Exercise =>
Pull every line containing "type" out of the material below.

Supplied material =>
--------------------

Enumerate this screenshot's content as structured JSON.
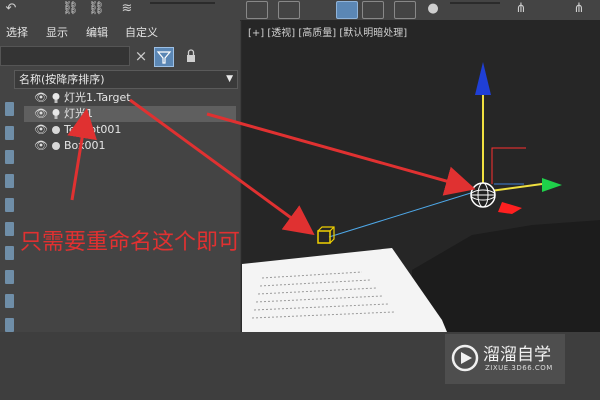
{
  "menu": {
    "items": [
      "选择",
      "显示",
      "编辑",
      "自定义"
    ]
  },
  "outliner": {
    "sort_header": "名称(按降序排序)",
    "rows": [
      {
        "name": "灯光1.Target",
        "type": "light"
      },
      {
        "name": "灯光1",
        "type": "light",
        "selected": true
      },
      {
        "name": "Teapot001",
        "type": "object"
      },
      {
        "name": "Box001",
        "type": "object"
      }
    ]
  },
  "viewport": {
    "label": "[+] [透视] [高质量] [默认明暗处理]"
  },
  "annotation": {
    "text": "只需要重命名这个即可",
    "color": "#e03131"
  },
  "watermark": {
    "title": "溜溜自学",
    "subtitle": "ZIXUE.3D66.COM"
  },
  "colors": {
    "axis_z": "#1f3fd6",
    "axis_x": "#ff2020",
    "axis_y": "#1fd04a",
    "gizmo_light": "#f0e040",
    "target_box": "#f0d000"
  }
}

--------------------

Result of this task =>
        "type": "light"
        "type": "light",
        "type": "object"
        "type": "object"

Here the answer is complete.